# Given instruction
Copy the rows from the first one through the line with "y-tick-label: 0.1 xyxy=(653,202,672,218)", including that line, and reproduce each one unchanged.

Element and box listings
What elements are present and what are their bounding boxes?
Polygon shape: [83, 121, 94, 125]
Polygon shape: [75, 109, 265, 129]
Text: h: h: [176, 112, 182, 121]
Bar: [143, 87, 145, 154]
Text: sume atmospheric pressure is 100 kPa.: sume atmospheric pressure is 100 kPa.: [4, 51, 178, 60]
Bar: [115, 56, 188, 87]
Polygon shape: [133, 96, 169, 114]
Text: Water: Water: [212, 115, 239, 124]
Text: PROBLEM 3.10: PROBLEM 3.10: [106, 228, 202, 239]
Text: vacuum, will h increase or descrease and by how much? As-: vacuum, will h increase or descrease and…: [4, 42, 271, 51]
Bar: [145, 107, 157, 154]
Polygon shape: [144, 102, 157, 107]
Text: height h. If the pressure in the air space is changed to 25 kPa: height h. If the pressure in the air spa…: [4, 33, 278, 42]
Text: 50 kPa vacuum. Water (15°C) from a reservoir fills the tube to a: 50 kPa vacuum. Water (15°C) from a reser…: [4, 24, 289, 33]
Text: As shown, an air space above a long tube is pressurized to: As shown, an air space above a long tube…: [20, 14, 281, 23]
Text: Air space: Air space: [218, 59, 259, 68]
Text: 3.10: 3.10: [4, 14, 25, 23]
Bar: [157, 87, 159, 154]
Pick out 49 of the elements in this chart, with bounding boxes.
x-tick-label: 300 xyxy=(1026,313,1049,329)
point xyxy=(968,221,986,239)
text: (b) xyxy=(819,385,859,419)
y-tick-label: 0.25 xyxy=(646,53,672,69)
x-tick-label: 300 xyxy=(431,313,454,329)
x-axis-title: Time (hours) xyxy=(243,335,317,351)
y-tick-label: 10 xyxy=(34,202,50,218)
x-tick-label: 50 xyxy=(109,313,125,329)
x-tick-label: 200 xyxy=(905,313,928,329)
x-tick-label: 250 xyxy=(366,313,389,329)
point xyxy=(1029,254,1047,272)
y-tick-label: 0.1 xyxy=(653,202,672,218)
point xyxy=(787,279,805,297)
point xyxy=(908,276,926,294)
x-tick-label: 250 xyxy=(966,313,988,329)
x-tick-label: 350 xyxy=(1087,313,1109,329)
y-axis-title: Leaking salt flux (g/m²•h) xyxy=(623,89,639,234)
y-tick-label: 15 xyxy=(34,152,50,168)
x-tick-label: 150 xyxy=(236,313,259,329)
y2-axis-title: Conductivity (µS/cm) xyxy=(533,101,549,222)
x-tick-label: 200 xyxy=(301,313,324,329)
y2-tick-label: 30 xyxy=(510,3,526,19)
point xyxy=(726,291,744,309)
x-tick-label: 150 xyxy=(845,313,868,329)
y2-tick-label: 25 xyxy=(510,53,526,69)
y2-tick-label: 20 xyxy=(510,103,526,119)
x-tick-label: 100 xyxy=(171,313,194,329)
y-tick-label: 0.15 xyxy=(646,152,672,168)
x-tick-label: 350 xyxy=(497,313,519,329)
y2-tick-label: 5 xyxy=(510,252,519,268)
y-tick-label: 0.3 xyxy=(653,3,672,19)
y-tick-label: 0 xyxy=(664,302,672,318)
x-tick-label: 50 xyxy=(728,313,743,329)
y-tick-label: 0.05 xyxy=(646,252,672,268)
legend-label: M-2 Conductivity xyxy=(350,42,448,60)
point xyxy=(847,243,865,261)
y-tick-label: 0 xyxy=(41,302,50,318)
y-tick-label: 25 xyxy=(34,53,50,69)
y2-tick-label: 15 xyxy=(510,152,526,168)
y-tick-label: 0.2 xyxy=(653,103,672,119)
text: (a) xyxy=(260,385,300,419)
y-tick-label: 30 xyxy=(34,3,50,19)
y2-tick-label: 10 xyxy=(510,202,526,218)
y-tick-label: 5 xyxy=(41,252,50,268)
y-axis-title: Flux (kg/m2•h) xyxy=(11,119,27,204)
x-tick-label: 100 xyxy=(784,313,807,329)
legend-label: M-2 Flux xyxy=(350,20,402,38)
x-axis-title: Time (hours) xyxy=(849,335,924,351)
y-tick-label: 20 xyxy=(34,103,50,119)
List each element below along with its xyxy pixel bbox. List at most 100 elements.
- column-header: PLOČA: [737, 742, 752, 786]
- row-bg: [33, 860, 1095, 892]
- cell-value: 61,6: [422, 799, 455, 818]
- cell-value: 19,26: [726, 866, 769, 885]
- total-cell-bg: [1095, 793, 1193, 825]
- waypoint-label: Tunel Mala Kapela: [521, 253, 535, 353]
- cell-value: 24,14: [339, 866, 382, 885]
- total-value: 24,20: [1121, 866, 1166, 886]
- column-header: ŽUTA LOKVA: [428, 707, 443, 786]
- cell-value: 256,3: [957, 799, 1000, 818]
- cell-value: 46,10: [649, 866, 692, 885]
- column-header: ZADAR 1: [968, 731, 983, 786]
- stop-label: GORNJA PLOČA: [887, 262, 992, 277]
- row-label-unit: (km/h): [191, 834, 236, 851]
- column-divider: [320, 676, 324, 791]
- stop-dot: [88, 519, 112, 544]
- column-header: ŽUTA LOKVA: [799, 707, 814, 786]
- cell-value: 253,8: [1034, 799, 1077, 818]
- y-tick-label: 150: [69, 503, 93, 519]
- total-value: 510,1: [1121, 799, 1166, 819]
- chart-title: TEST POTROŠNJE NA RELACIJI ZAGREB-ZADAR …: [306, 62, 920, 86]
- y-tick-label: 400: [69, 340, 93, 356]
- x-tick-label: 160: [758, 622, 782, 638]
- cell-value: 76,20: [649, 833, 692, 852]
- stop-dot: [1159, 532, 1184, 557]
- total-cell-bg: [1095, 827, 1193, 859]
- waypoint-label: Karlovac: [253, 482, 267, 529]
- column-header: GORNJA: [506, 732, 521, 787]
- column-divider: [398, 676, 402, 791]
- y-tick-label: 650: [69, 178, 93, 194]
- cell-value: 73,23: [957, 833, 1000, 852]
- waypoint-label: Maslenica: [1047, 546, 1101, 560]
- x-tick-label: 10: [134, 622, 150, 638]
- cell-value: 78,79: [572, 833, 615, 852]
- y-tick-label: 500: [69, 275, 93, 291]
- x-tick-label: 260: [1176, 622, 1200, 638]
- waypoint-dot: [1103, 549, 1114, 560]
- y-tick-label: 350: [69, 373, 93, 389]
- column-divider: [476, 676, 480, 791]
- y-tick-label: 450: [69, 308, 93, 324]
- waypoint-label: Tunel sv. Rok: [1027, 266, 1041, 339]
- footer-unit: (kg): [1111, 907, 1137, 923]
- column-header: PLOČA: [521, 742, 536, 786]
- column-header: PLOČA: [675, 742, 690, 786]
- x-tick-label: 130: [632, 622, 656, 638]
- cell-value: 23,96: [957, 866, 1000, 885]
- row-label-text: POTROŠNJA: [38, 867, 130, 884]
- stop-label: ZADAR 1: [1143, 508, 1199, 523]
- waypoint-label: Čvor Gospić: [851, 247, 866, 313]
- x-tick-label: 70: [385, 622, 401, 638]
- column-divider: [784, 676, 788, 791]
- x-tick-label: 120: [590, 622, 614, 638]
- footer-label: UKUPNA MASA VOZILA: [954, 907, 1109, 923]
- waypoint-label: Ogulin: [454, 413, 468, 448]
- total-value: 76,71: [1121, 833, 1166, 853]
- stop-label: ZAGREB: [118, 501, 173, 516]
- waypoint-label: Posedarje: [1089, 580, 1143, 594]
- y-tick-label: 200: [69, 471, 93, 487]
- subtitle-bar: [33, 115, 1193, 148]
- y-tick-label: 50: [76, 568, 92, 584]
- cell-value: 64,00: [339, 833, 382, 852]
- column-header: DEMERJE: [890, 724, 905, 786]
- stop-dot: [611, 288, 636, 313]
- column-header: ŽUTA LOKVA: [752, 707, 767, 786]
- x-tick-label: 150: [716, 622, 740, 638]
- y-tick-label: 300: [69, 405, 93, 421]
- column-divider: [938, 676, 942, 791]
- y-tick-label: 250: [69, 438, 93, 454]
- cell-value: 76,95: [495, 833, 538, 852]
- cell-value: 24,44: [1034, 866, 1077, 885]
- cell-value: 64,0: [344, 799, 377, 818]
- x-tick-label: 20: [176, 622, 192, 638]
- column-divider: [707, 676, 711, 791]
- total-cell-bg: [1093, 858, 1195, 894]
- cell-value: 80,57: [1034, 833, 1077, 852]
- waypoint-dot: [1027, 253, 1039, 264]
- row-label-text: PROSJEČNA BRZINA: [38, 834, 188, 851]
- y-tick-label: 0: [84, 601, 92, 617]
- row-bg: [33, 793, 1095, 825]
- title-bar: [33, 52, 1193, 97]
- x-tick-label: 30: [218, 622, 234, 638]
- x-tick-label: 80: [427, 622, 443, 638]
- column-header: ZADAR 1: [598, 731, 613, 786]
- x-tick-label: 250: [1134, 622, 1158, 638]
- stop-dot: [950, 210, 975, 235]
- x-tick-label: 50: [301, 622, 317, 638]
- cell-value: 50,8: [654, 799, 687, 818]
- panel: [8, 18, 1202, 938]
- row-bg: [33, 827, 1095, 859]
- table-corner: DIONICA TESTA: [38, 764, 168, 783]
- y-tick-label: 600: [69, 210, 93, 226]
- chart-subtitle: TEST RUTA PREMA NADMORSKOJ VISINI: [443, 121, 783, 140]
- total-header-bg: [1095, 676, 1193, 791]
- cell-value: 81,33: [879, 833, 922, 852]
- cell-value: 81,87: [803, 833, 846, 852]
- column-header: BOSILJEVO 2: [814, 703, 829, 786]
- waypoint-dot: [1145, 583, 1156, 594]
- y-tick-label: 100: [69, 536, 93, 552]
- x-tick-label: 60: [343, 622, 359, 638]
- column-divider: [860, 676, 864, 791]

# Result for this task
What elements are present and what are their bounding boxes?
Polygon shape: [83, 121, 94, 125]
Polygon shape: [75, 109, 265, 129]
Text: h: h: [176, 112, 182, 121]
Bar: [143, 87, 145, 154]
Text: sume atmospheric pressure is 100 kPa.: sume atmospheric pressure is 100 kPa.: [4, 51, 178, 60]
Bar: [115, 56, 188, 87]
Polygon shape: [133, 96, 169, 114]
Text: Water: Water: [212, 115, 239, 124]
Text: PROBLEM 3.10: PROBLEM 3.10: [106, 228, 202, 239]
Text: vacuum, will h increase or descrease and by how much? As-: vacuum, will h increase or descrease and…: [4, 42, 271, 51]
Bar: [145, 107, 157, 154]
Polygon shape: [144, 102, 157, 107]
Text: height h. If the pressure in the air space is changed to 25 kPa: height h. If the pressure in the air spa…: [4, 33, 278, 42]
Text: 50 kPa vacuum. Water (15°C) from a reservoir fills the tube to a: 50 kPa vacuum. Water (15°C) from a reser…: [4, 24, 289, 33]
Text: As shown, an air space above a long tube is pressurized to: As shown, an air space above a long tube…: [20, 14, 281, 23]
Text: Air space: Air space: [218, 59, 259, 68]
Text: 3.10: 3.10: [4, 14, 25, 23]
Bar: [157, 87, 159, 154]
Pick out 49 of the elements in this chart, with bounding boxes.
x-tick-label: 300 xyxy=(1026,313,1049,329)
point xyxy=(968,221,986,239)
text: (b) xyxy=(819,385,859,419)
y-tick-label: 0.25 xyxy=(646,53,672,69)
x-tick-label: 300 xyxy=(431,313,454,329)
x-axis-title: Time (hours) xyxy=(243,335,317,351)
y-tick-label: 10 xyxy=(34,202,50,218)
x-tick-label: 50 xyxy=(109,313,125,329)
x-tick-label: 200 xyxy=(905,313,928,329)
x-tick-label: 250 xyxy=(366,313,389,329)
point xyxy=(1029,254,1047,272)
y-tick-label: 0.1 xyxy=(653,202,672,218)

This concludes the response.